§ **TASK DATA**
[Start]
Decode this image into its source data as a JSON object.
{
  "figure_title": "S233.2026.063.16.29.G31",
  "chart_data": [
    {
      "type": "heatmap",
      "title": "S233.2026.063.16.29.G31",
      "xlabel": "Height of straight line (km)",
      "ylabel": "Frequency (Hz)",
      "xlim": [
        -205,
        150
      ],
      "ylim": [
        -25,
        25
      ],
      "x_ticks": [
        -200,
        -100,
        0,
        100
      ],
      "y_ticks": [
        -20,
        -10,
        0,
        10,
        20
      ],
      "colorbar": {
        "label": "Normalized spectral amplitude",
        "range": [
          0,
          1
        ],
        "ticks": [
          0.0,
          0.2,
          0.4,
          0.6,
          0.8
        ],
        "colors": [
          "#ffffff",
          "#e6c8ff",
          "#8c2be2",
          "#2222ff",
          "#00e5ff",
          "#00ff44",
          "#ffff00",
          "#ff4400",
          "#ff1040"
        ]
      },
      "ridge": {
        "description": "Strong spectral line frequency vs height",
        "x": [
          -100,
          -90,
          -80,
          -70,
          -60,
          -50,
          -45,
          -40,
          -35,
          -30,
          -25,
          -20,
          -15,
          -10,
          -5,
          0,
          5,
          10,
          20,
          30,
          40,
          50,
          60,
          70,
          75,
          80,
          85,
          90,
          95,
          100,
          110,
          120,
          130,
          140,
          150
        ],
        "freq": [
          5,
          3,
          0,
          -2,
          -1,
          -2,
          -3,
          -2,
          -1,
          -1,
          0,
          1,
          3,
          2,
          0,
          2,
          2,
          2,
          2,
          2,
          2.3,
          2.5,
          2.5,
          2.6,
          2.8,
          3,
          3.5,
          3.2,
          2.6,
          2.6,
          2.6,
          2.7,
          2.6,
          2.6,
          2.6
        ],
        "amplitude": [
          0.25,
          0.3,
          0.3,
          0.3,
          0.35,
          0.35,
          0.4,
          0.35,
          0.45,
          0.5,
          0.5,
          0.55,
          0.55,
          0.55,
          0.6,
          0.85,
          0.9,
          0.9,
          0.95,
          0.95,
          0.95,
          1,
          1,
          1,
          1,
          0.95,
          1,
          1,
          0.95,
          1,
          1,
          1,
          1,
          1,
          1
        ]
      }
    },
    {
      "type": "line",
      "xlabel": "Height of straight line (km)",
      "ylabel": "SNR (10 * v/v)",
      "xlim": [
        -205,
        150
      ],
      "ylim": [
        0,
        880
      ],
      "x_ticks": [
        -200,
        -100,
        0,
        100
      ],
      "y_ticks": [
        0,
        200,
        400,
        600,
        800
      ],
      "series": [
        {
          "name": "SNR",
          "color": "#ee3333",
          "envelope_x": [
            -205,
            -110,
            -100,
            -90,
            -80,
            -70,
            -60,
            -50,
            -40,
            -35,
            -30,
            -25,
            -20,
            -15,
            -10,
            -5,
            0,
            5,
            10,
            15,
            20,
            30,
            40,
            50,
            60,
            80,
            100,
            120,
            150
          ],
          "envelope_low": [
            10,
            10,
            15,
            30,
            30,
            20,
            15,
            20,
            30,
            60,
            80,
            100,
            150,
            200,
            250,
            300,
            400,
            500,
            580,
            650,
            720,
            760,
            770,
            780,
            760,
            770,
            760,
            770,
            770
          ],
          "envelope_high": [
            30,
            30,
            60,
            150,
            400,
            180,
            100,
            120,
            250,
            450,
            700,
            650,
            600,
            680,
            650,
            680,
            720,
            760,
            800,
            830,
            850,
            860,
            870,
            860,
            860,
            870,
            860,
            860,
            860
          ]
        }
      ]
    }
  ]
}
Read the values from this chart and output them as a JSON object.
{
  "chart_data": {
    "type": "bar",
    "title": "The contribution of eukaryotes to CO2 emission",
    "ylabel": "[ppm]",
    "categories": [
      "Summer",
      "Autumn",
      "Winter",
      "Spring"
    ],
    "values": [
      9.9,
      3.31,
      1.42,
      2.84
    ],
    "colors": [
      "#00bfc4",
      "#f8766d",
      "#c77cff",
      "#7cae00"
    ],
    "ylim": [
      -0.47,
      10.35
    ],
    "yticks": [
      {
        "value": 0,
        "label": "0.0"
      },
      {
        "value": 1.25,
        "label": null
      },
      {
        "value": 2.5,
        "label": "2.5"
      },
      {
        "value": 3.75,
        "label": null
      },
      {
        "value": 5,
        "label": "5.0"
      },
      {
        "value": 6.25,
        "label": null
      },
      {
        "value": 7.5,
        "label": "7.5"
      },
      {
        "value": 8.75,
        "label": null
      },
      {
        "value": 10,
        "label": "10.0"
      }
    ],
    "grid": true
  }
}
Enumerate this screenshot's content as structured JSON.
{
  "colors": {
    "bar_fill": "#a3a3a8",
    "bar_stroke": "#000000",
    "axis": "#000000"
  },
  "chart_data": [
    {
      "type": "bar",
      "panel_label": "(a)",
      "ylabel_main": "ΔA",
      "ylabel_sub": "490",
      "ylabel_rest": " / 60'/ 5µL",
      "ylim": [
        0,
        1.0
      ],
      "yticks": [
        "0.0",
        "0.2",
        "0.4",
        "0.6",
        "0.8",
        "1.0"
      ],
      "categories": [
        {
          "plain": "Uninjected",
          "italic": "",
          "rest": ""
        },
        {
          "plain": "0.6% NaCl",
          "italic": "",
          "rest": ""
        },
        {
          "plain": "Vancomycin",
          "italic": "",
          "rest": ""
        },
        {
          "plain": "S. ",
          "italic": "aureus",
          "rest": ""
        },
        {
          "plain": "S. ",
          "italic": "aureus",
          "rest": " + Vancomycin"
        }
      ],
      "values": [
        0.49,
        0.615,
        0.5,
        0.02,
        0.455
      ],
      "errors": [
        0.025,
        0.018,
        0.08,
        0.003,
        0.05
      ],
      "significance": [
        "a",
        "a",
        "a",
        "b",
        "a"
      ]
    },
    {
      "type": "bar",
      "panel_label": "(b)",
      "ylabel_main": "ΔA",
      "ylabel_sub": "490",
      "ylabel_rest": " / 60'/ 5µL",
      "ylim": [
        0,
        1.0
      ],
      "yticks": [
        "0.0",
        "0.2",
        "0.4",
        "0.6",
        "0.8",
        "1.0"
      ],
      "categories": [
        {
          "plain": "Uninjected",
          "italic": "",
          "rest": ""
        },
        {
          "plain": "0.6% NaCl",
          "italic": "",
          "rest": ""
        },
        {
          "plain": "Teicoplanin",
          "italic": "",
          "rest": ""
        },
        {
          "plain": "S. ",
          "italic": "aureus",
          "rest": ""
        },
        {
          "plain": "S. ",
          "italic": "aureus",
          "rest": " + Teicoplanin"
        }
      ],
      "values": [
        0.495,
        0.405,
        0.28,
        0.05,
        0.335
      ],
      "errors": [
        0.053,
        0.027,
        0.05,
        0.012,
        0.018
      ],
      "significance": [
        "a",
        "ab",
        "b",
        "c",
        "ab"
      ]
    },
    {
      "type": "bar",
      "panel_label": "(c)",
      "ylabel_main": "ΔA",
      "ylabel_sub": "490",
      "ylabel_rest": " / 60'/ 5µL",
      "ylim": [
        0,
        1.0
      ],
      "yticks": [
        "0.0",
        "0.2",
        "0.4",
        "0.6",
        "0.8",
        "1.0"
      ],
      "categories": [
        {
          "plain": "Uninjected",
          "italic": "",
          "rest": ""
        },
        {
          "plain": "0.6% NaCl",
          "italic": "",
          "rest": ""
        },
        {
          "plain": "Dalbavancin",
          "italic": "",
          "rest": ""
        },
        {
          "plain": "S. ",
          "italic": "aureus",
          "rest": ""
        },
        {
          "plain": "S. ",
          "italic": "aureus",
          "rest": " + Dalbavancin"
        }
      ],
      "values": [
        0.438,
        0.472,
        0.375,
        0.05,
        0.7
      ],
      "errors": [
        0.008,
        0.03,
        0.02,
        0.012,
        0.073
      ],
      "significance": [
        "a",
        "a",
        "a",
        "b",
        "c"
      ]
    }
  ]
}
[End]
§ **STATED GOAL**
Using the material above, report each line where "spectral" occurs.

§ **ANSWER TO THIS PROBLEM**
        "label": "Normalized spectral amplitude",
        "description": "Strong spectral line frequency vs height",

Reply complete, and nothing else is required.